Stored records –
________________________________________
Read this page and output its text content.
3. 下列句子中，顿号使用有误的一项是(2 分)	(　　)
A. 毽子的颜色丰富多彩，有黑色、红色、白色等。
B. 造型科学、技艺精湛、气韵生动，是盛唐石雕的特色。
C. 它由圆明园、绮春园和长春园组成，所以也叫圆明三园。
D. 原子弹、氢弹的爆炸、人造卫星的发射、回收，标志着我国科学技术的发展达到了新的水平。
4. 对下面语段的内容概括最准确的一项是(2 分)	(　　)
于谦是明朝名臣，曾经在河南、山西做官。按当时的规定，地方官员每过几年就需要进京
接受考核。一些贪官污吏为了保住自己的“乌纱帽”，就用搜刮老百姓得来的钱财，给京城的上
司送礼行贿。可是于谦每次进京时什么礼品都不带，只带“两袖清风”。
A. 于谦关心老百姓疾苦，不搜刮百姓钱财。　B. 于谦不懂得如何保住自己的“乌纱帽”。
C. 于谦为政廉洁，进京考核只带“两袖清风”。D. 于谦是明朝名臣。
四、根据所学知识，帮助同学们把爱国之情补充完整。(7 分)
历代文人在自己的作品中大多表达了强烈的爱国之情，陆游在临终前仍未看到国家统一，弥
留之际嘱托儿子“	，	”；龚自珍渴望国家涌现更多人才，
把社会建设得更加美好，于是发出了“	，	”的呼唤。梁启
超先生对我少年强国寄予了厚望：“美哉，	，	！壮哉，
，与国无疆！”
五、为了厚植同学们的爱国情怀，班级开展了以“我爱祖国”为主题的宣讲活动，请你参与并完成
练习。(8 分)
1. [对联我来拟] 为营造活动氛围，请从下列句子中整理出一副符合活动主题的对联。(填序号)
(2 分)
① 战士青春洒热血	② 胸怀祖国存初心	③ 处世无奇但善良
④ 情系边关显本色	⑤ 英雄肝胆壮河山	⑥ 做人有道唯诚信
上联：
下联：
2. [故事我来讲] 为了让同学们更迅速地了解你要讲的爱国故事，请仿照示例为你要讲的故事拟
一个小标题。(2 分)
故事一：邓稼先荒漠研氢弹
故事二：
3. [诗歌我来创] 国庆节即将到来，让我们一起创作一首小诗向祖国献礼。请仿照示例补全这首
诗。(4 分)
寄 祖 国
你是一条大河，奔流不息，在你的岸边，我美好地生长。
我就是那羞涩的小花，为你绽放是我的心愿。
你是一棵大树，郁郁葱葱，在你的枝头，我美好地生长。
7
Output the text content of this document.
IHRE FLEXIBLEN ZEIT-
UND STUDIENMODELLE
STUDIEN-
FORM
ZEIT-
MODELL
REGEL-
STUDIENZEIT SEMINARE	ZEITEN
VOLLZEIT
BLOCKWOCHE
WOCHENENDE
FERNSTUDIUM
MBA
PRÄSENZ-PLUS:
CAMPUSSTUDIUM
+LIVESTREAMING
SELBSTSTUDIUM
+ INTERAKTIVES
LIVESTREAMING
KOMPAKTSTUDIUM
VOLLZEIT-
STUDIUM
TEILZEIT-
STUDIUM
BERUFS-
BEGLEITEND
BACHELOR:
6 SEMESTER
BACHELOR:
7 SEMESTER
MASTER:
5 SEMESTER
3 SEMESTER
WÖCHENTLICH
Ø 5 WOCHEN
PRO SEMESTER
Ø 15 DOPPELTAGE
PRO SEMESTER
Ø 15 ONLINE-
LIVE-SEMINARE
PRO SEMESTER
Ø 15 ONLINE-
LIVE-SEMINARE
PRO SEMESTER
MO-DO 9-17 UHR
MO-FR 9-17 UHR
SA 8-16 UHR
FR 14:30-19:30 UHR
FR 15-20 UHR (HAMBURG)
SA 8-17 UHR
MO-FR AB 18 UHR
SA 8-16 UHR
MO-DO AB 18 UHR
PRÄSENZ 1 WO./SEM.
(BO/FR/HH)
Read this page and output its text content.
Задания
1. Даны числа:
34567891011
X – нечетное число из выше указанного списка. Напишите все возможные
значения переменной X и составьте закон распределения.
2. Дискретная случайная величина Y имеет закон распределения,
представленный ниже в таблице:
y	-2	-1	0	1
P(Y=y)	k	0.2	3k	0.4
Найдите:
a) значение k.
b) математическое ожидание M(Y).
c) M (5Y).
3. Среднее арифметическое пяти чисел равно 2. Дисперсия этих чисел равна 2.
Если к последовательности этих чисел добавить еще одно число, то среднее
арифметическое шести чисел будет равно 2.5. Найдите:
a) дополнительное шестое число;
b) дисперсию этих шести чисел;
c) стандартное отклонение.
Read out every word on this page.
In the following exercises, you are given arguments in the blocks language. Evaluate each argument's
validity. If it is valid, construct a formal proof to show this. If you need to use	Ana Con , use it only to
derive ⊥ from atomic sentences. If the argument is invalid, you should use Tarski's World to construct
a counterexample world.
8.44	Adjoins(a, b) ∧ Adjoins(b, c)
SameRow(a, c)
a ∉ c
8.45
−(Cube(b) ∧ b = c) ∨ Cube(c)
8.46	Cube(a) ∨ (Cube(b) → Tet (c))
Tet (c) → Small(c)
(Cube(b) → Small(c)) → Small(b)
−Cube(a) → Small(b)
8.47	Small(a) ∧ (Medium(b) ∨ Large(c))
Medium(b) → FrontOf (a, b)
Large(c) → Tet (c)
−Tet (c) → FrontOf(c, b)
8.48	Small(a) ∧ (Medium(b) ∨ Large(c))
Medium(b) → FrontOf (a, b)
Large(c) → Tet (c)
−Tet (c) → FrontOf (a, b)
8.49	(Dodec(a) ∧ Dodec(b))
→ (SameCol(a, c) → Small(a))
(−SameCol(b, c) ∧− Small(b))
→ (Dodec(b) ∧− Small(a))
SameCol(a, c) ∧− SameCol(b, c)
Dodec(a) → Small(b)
________________________________________
Go through the entries and return each line where the word "两袖清风" appears.

司送礼行贿。可是于谦每次进京时什么礼品都不带，只带“两袖清风”。
C. 于谦为政廉洁，进京考核只带“两袖清风”。D. 于谦是明朝名臣。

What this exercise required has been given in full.